## What the exercise asks
Reproduce all entries word for word.

## Entries supplied
==*==

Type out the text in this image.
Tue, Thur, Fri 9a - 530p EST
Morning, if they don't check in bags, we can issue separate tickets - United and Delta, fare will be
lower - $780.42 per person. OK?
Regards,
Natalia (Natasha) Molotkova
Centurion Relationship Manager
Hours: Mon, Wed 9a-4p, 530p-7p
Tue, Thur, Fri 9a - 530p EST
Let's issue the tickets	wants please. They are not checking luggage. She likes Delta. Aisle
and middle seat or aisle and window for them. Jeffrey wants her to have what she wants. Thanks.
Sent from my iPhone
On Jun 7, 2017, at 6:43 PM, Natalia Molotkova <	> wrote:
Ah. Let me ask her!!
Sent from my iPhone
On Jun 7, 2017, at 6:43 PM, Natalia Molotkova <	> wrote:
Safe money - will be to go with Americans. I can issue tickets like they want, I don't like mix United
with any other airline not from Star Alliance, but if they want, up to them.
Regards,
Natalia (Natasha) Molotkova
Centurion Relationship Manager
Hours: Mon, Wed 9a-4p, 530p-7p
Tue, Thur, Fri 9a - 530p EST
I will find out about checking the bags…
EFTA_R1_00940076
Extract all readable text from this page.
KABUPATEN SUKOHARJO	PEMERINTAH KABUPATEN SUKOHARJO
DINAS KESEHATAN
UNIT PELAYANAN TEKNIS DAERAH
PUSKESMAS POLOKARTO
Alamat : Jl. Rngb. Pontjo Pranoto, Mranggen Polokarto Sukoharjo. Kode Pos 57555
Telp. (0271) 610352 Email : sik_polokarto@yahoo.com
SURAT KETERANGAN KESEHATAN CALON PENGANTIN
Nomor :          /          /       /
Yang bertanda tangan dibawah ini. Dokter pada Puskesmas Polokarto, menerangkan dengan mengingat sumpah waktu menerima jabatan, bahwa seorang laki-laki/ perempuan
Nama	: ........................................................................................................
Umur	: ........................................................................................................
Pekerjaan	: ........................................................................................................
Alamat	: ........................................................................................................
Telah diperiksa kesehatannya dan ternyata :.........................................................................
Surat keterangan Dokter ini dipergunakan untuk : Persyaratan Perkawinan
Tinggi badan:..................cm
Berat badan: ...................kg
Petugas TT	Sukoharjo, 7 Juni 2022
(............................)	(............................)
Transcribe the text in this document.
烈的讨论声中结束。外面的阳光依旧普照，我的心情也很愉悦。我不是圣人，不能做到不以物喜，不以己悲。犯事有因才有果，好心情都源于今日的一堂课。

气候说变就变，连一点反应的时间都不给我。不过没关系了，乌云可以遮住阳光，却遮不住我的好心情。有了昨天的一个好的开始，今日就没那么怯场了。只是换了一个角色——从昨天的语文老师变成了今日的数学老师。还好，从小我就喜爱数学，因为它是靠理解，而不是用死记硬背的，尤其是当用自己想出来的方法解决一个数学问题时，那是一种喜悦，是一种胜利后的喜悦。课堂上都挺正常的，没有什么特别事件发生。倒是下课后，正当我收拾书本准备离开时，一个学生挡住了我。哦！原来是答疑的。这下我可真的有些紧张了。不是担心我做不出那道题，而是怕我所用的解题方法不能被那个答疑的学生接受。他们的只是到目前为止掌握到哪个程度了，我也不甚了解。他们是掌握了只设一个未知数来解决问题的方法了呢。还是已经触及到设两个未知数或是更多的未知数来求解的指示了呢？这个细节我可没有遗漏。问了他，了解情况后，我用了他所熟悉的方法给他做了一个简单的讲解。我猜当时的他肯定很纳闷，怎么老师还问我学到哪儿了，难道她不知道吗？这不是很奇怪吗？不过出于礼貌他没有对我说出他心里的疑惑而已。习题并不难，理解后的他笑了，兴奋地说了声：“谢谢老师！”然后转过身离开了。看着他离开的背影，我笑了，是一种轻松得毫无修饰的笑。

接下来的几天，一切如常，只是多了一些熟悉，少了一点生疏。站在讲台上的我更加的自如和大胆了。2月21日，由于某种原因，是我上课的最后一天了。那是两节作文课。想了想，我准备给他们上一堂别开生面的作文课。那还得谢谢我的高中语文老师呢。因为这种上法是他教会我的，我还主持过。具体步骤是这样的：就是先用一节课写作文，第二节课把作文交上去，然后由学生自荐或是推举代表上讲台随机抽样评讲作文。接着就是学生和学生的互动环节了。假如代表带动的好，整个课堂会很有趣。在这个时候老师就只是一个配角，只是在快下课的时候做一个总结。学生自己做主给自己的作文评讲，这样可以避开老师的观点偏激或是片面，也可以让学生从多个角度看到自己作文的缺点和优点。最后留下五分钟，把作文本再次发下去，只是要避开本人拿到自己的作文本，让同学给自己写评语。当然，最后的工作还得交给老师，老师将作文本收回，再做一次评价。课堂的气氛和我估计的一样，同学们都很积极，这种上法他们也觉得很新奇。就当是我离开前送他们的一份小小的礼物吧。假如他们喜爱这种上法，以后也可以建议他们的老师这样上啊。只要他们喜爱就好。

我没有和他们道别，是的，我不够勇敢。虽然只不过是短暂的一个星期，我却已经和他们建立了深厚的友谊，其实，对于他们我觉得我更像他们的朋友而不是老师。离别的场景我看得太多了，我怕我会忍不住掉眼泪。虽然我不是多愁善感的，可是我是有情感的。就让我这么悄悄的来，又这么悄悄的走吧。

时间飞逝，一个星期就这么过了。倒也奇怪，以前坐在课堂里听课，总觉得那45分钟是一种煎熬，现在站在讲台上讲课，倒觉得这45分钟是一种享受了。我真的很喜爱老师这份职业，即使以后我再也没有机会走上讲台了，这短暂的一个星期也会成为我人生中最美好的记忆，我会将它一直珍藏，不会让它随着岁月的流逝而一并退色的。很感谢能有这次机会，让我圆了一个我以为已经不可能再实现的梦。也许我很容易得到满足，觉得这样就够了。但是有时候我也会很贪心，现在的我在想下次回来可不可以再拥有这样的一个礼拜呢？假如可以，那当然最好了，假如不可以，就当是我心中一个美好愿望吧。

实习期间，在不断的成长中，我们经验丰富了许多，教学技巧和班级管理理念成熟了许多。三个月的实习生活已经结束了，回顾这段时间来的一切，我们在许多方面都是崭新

==*==

## Problem solution
Type out the text in this image.
Tue, Thur, Fri 9a - 530p EST
Morning, if they don't check in bags, we can issue separate tickets - United and Delta, fare will be
lower - $780.42 per person. OK?
Regards,
Natalia (Natasha) Molotkova
Centurion Relationship Manager
Hours: Mon, Wed 9a-4p, 530p-7p
Tue, Thur, Fri 9a - 530p EST
Let's issue the tickets	wants please. They are not checking luggage. She likes Delta. Aisle
and middle seat or aisle and window for them. Jeffrey wants her to have what she wants. Thanks.
Sent from my iPhone
On Jun 7, 2017, at 6:43 PM, Natalia Molotkova <	> wrote:
Ah. Let me ask her!!
Sent from my iPhone
On Jun 7, 2017, at 6:43 PM, Natalia Molotkova <	> wrote:
Safe money - will be to go with Americans. I can issue tickets like they want, I don't like mix United
with any other airline not from Star Alliance, but if they want, up to them.
Regards,
Natalia (Natasha) Molotkova
Centurion Relationship Manager
Hours: Mon, Wed 9a-4p, 530p-7p
Tue, Thur, Fri 9a - 530p EST
I will find out about checking the bags…
EFTA_R1_00940076
Extract all readable text from this page.
KABUPATEN SUKOHARJO	PEMERINTAH KABUPATEN SUKOHARJO
DINAS KESEHATAN
UNIT PELAYANAN TEKNIS DAERAH
PUSKESMAS POLOKARTO
Alamat : Jl. Rngb. Pontjo Pranoto, Mranggen Polokarto Sukoharjo. Kode Pos 57555
Telp. (0271) 610352 Email : sik_polokarto@yahoo.com
SURAT KETERANGAN KESEHATAN CALON PENGANTIN
Nomor :          /          /       /
Yang bertanda tangan dibawah ini. Dokter pada Puskesmas Polokarto, menerangkan dengan mengingat sumpah waktu menerima jabatan, bahwa seorang laki-laki/ perempuan
Nama	: ........................................................................................................
Umur	: ........................................................................................................
Pekerjaan	: ........................................................................................................
Alamat	: ........................................................................................................
Telah diperiksa kesehatannya dan ternyata :.........................................................................
Surat keterangan Dokter ini dipergunakan untuk : Persyaratan Perkawinan
Tinggi badan:..................cm
Berat badan: ...................kg
Petugas TT	Sukoharjo, 7 Juni 2022
(............................)	(............................)
Transcribe the text in this document.
烈的讨论声中结束。外面的阳光依旧普照，我的心情也很愉悦。我不是圣人，不能做到不以物喜，不以己悲。犯事有因才有果，好心情都源于今日的一堂课。

气候说变就变，连一点反应的时间都不给我。不过没关系了，乌云可以遮住阳光，却遮不住我的好心情。有了昨天的一个好的开始，今日就没那么怯场了。只是换了一个角色——从昨天的语文老师变成了今日的数学老师。还好，从小我就喜爱数学，因为它是靠理解，而不是用死记硬背的，尤其是当用自己想出来的方法解决一个数学问题时，那是一种喜悦，是一种胜利后的喜悦。课堂上都挺正常的，没有什么特别事件发生。倒是下课后，正当我收拾书本准备离开时，一个学生挡住了我。哦！原来是答疑的。这下我可真的有些紧张了。不是担心我做不出那道题，而是怕我所用的解题方法不能被那个答疑的学生接受。他们的只是到目前为止掌握到哪个程度了，我也不甚了解。他们是掌握了只设一个未知数来解决问题的方法了呢。还是已经触及到设两个未知数或是更多的未知数来求解的指示了呢？这个细节我可没有遗漏。问了他，了解情况后，我用了他所熟悉的方法给他做了一个简单的讲解。我猜当时的他肯定很纳闷，怎么老师还问我学到哪儿了，难道她不知道吗？这不是很奇怪吗？不过出于礼貌他没有对我说出他心里的疑惑而已。习题并不难，理解后的他笑了，兴奋地说了声：“谢谢老师！”然后转过身离开了。看着他离开的背影，我笑了，是一种轻松得毫无修饰的笑。

接下来的几天，一切如常，只是多了一些熟悉，少了一点生疏。站在讲台上的我更加的自如和大胆了。2月21日，由于某种原因，是我上课的最后一天了。那是两节作文课。想了想，我准备给他们上一堂别开生面的作文课。那还得谢谢我的高中语文老师呢。因为这种上法是他教会我的，我还主持过。具体步骤是这样的：就是先用一节课写作文，第二节课把作文交上去，然后由学生自荐或是推举代表上讲台随机抽样评讲作文。接着就是学生和学生的互动环节了。假如代表带动的好，整个课堂会很有趣。在这个时候老师就只是一个配角，只是在快下课的时候做一个总结。学生自己做主给自己的作文评讲，这样可以避开老师的观点偏激或是片面，也可以让学生从多个角度看到自己作文的缺点和优点。最后留下五分钟，把作文本再次发下去，只是要避开本人拿到自己的作文本，让同学给自己写评语。当然，最后的工作还得交给老师，老师将作文本收回，再做一次评价。课堂的气氛和我估计的一样，同学们都很积极，这种上法他们也觉得很新奇。就当是我离开前送他们的一份小小的礼物吧。假如他们喜爱这种上法，以后也可以建议他们的老师这样上啊。只要他们喜爱就好。

我没有和他们道别，是的，我不够勇敢。虽然只不过是短暂的一个星期，我却已经和他们建立了深厚的友谊，其实，对于他们我觉得我更像他们的朋友而不是老师。离别的场景我看得太多了，我怕我会忍不住掉眼泪。虽然我不是多愁善感的，可是我是有情感的。就让我这么悄悄的来，又这么悄悄的走吧。

时间飞逝，一个星期就这么过了。倒也奇怪，以前坐在课堂里听课，总觉得那45分钟是一种煎熬，现在站在讲台上讲课，倒觉得这45分钟是一种享受了。我真的很喜爱老师这份职业，即使以后我再也没有机会走上讲台了，这短暂的一个星期也会成为我人生中最美好的记忆，我会将它一直珍藏，不会让它随着岁月的流逝而一并退色的。很感谢能有这次机会，让我圆了一个我以为已经不可能再实现的梦。也许我很容易得到满足，觉得这样就够了。但是有时候我也会很贪心，现在的我在想下次回来可不可以再拥有这样的一个礼拜呢？假如可以，那当然最好了，假如不可以，就当是我心中一个美好愿望吧。

实习期间，在不断的成长中，我们经验丰富了许多，教学技巧和班级管理理念成熟了许多。三个月的实习生活已经结束了，回顾这段时间来的一切，我们在许多方面都是崭新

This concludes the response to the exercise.